▶ _What the exercise asks_: Return the lines where the word "жизни" occurs.

(Saved entries)
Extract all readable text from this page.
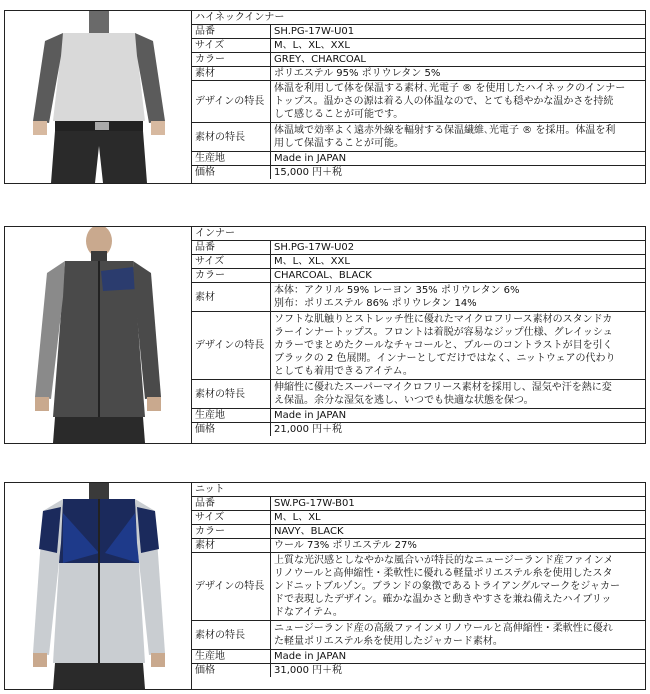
ハイネックインナー
品番	SH.PG-17W-U01
サイズ	M、L、XL、XXL
カラー	GREY、CHARCOAL
素材	ポリエステル 95% ポリウレタン 5%

デザインの特長	体温を利用して体を保温する素材､光電子 ® を使用したハイネックのインナー
トップス。温かさの源は着る人の体温なので、とても穏やかな温かさを持続
して感じることが可能です。

素材の特長	体温域で効率よく遠赤外線を輻射する保温繊維､光電子 ® を採用。体温を利
用して保温することが可能。

生産地	Made in JAPAN
価格	15,000 円＋税
インナー
品番	SH.PG-17W-U02
サイズ	M、L、XL、XXL
カラー	CHARCOAL、BLACK
素材	本体：アクリル 59% レーヨン 35% ポリウレタン 6%
別布：ポリエステル 86% ポリウレタン 14%

デザインの特長	ソフトな肌触りとストレッチ性に優れたマイクロフリース素材のスタンドカ
ラーインナートップス。フロントは着脱が容易なジップ仕様、グレイッシュ
カラーでまとめたクールなチャコールと、ブルーのコントラストが目を引く
ブラックの 2 色展開。インナーとしてだけではなく、ニットウェアの代わり
としても着用できるアイテム。

素材の特長	伸縮性に優れたスーパーマイクロフリース素材を採用し、湿気や汗を熱に変
え保温。余分な湿気を逃し、いつでも快適な状態を保つ。

生産地	Made in JAPAN
価格	21,000 円＋税
ニット
品番	SW.PG-17W-B01
サイズ	M、L、XL
カラー	NAVY、BLACK
素材	ウール 73% ポリエステル 27%

デザインの特長	上質な光沢感としなやかな風合いが特長的なニュージーランド産ファインメ
リノウールと高伸縮性・柔軟性に優れる軽量ポリエステル糸を使用したスタ
ンドニットブルゾン。ブランドの象徴であるトライアングルマークをジャカー
ドで表現したデザイン。確かな温かさと動きやすさを兼ね備えたハイブリッ
ドなアイテム。

素材の特長	ニュージーランド産の高級ファインメリノウールと高伸縮性・柔軟性に優れ
た軽量ポリエステル糸を使用したジャカード素材。

生産地	Made in JAPAN
価格	31,000 円＋税
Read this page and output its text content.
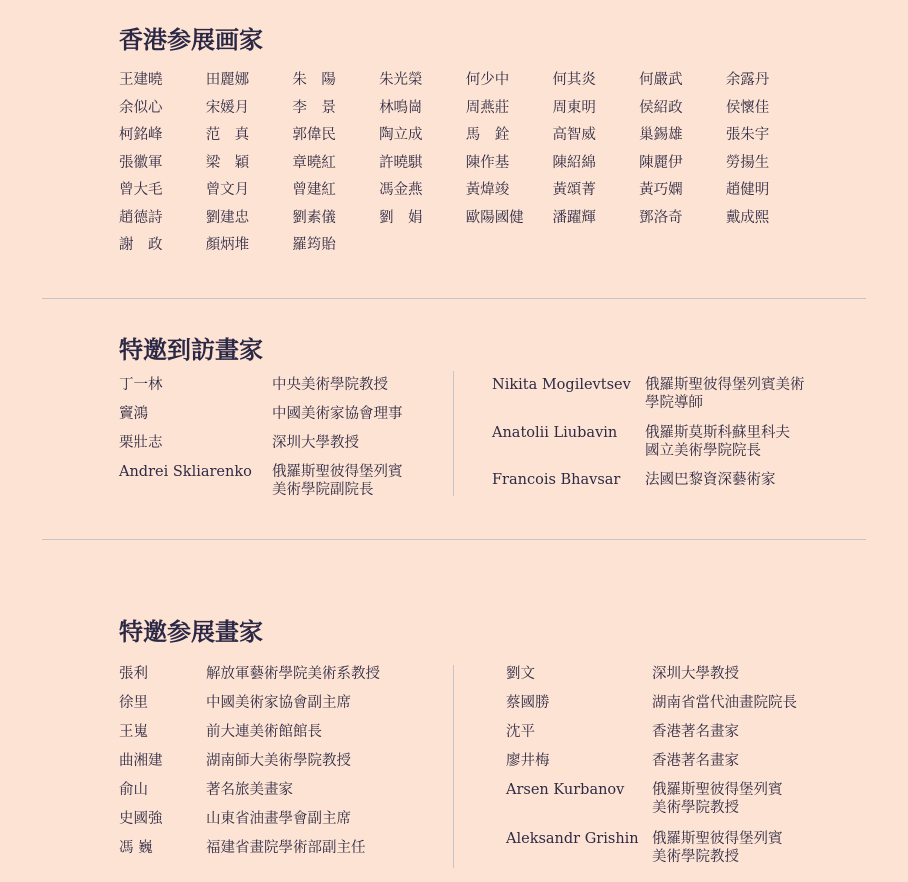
香港参展画家
王建曉	田麗娜	朱　陽	朱光榮	何少中	何其炎	何嚴武	余露丹
余似心	宋媛月	李　景	林鳴崗	周燕莊	周東明	侯紹政	侯懷佳
柯銘峰	范　真	郭偉民	陶立成	馬　銓	高智威	巢錫雄	張朱宇
張徽軍	梁　穎	章曉紅	許曉騏	陳作基	陳紹綿	陳麗伊	勞揚生
曾大毛	曾文月	曾建紅	馮金燕	黃煒竣	黃頌菁	黃巧嫻	趙健明
趙德詩	劉建忠	劉素儀	劉　娟	歐陽國健	潘躍輝	鄧洛奇	戴成熙
謝　政	顏炳堆	羅筠貽
特邀到訪畫家
丁一林	中央美術學院教授
竇鴻	中國美術家協會理事
栗壯志	深圳大學教授
Andrei Skliarenko 俄羅斯聖彼得堡列賓
美術學院副院長
Nikita Mogilevtsev 俄羅斯聖彼得堡列賓美術
學院導師
Anatolii Liubavin 俄羅斯莫斯科蘇里科夫
國立美術學院院長
Francois Bhavsar 法國巴黎資深藝術家
特邀参展畫家
張利	解放軍藝術學院美術系教授
徐里	中國美術家協會副主席
王嵬	前大連美術館館長
曲湘建	湖南師大美術學院教授
俞山	著名旅美畫家
史國強	山東省油畫學會副主席
馮 巍	福建省畫院學術部副主任
劉文	深圳大學教授
蔡國勝	湖南省當代油畫院院長
沈平	香港著名畫家
廖井梅	香港著名畫家
Arsen Kurbanov 俄羅斯聖彼得堡列賓
美術學院教授
Aleksandr Grishin 俄羅斯聖彼得堡列賓
美術學院教授
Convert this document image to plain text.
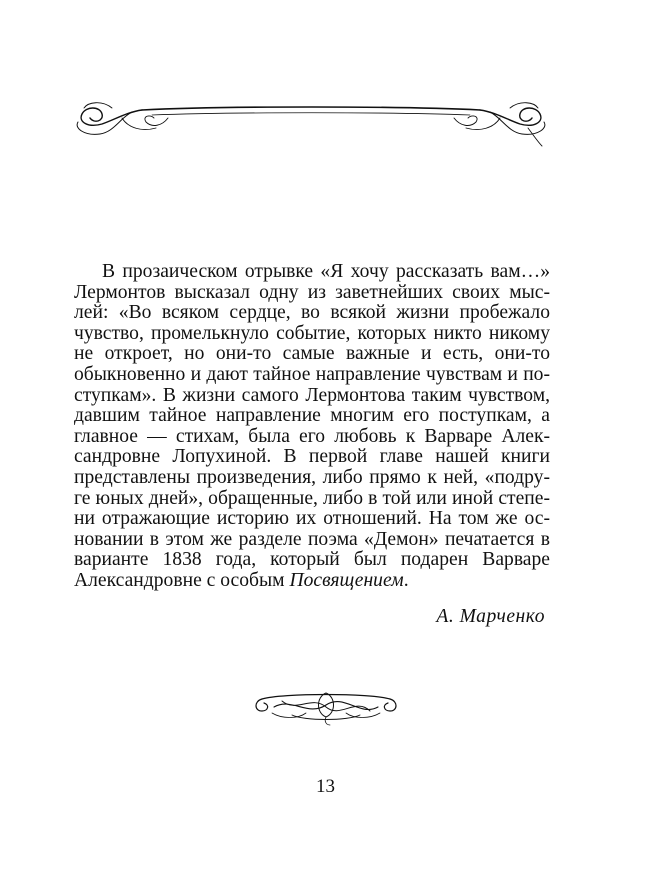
В прозаическом отрывке «Я хочу рассказать вам…»
Лермонтов высказал одну из заветнейших своих мыс-
лей: «Во всяком сердце, во всякой жизни пробежало
чувство, промелькнуло событие, которых никто никому
не откроет, но они-то самые важные и есть, они-то
обыкновенно и дают тайное направление чувствам и по-
ступкам». В жизни самого Лермонтова таким чувством,
давшим тайное направление многим его поступкам, а
главное — стихам, была его любовь к Варваре Алек-
сандровне Лопухиной. В первой главе нашей книги
представлены произведения, либо прямо к ней, «подру-
ге юных дней», обращенные, либо в той или иной степе-
ни отражающие историю их отношений. На том же ос-
новании в этом же разделе поэма «Демон» печатается в
варианте 1838 года, который был подарен Варваре
Александровне с особым Посвящением.

А. Марченко

13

▶ _Final result_:
лей: «Во всяком сердце, во всякой жизни пробежало
ступкам». В жизни самого Лермонтова таким чувством,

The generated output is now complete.